WHAT THE TASK REQUIRES:
From the records below, pull each line that has "Shah".

GIVEN INFORMATION:
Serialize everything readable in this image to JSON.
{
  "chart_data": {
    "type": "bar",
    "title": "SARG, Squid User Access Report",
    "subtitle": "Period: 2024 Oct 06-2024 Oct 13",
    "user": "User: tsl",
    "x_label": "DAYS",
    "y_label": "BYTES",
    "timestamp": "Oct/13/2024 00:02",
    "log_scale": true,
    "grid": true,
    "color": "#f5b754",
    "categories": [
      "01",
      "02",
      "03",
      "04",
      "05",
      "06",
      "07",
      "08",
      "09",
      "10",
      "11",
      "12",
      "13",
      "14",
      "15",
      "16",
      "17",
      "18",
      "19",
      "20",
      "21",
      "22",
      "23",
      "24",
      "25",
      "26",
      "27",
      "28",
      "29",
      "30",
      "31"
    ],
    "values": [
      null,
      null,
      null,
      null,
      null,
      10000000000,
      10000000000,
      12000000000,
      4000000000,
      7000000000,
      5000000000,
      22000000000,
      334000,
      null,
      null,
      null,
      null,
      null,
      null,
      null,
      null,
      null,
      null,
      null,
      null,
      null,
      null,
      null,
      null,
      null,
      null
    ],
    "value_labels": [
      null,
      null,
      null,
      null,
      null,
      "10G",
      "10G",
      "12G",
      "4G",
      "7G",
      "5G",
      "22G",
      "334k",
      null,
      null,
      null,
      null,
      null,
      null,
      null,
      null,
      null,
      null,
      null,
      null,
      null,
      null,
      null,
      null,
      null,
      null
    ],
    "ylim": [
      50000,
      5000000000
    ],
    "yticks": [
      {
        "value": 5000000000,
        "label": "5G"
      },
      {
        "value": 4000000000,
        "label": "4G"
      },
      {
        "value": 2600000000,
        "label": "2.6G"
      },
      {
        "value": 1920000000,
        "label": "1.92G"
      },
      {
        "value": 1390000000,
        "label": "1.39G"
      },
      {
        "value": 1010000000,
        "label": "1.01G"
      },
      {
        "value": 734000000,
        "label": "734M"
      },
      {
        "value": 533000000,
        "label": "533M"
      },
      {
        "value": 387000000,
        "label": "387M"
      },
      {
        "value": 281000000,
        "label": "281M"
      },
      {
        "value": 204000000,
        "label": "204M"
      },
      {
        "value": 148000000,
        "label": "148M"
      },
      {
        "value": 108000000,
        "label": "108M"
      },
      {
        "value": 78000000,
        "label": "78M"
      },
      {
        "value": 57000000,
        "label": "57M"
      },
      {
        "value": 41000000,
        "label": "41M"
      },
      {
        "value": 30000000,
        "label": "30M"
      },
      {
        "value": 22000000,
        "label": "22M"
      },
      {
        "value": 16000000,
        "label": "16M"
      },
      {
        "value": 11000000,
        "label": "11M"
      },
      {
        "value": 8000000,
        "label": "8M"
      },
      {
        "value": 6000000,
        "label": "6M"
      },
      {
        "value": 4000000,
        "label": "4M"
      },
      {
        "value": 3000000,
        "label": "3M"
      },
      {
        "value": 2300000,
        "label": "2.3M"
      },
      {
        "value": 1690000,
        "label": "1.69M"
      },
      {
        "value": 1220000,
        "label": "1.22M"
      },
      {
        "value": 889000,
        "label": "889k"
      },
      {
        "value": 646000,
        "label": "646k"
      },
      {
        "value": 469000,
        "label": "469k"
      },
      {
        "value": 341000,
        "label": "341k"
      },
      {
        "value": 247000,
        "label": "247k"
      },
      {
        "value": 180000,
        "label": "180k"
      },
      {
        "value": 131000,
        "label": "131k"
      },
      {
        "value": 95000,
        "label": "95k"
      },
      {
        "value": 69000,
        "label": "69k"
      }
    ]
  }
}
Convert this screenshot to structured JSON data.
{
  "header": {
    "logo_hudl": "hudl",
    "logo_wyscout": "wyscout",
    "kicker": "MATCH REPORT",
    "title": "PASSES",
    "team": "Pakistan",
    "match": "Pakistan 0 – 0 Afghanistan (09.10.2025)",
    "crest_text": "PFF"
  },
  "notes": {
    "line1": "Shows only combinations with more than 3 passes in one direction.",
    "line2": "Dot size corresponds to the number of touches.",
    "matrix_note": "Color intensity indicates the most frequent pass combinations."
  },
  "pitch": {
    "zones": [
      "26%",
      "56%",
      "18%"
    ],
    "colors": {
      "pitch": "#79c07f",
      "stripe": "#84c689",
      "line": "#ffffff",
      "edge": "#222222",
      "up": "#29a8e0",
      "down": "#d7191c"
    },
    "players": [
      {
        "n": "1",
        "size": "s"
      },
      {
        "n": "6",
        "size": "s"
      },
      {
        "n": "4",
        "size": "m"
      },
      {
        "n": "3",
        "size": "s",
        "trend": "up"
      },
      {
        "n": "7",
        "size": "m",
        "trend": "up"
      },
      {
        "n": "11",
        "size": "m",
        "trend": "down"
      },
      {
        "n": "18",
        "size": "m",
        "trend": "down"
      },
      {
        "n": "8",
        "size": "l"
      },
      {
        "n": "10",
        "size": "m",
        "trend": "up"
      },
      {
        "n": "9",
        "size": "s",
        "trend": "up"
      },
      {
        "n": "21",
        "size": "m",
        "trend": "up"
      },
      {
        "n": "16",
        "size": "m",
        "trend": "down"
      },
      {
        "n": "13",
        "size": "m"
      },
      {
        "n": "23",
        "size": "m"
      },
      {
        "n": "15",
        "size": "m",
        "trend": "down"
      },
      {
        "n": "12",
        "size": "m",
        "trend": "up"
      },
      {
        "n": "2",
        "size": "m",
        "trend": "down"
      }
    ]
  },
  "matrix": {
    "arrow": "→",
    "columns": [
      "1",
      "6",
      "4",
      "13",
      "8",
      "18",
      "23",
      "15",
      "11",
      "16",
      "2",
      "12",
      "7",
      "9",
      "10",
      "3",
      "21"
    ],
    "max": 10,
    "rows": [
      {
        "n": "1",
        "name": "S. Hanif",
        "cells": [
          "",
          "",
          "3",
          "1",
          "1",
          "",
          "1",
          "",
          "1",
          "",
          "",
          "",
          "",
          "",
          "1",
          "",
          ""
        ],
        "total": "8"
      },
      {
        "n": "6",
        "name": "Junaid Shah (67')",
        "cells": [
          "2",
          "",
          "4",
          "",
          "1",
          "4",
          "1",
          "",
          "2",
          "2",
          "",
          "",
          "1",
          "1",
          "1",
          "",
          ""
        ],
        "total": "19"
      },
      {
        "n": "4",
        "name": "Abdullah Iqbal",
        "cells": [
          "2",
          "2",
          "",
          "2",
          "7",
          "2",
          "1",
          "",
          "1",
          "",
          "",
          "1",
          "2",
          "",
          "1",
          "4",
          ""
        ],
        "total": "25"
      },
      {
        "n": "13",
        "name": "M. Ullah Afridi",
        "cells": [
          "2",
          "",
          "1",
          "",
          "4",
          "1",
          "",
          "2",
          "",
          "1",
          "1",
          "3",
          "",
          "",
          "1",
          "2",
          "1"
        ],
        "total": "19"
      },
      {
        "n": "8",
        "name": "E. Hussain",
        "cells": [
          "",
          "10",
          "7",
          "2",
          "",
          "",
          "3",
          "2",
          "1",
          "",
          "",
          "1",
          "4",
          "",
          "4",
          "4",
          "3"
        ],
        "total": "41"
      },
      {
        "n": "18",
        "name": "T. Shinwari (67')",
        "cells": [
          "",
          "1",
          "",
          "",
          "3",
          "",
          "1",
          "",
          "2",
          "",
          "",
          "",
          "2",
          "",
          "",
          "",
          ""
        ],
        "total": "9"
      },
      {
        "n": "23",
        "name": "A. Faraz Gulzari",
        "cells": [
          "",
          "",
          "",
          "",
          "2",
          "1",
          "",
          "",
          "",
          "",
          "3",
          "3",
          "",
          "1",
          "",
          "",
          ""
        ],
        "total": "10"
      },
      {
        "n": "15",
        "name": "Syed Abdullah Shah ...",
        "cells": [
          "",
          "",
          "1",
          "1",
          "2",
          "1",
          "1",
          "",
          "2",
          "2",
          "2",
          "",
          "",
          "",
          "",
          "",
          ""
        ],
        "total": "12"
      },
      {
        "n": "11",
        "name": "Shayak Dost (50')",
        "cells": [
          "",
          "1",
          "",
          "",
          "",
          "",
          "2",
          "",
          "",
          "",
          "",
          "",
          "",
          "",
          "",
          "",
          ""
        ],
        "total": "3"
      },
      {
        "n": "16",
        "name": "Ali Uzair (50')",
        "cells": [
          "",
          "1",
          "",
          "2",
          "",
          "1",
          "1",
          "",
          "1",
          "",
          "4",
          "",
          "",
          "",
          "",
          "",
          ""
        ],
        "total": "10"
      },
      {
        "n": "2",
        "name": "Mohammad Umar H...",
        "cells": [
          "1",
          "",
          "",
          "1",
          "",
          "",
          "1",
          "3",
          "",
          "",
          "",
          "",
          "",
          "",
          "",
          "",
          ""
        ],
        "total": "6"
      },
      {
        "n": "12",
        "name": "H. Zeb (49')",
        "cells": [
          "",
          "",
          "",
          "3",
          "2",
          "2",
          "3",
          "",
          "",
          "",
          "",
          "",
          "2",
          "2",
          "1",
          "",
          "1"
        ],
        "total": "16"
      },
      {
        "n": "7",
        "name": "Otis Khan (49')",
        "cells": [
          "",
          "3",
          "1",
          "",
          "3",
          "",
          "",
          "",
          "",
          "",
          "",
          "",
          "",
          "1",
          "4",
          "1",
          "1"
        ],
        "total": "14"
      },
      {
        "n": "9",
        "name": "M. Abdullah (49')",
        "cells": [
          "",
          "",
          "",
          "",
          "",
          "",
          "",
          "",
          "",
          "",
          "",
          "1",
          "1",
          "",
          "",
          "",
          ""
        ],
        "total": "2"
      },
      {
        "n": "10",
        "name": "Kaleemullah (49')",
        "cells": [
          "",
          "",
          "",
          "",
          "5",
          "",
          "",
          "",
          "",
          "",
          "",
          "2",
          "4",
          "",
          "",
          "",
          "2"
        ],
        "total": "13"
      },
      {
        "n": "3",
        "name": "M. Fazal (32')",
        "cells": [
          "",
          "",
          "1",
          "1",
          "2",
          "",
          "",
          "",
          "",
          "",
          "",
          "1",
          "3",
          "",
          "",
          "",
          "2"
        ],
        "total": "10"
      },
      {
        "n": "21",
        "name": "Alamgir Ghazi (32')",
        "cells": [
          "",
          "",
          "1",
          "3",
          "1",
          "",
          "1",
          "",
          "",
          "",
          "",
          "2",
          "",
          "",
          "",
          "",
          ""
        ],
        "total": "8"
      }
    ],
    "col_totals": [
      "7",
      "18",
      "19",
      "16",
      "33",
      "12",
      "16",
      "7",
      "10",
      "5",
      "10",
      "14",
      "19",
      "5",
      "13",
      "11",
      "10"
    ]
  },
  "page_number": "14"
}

TASK SOLUTION:
        "name": "Junaid Shah (67')",
        "name": "Syed Abdullah Shah ...",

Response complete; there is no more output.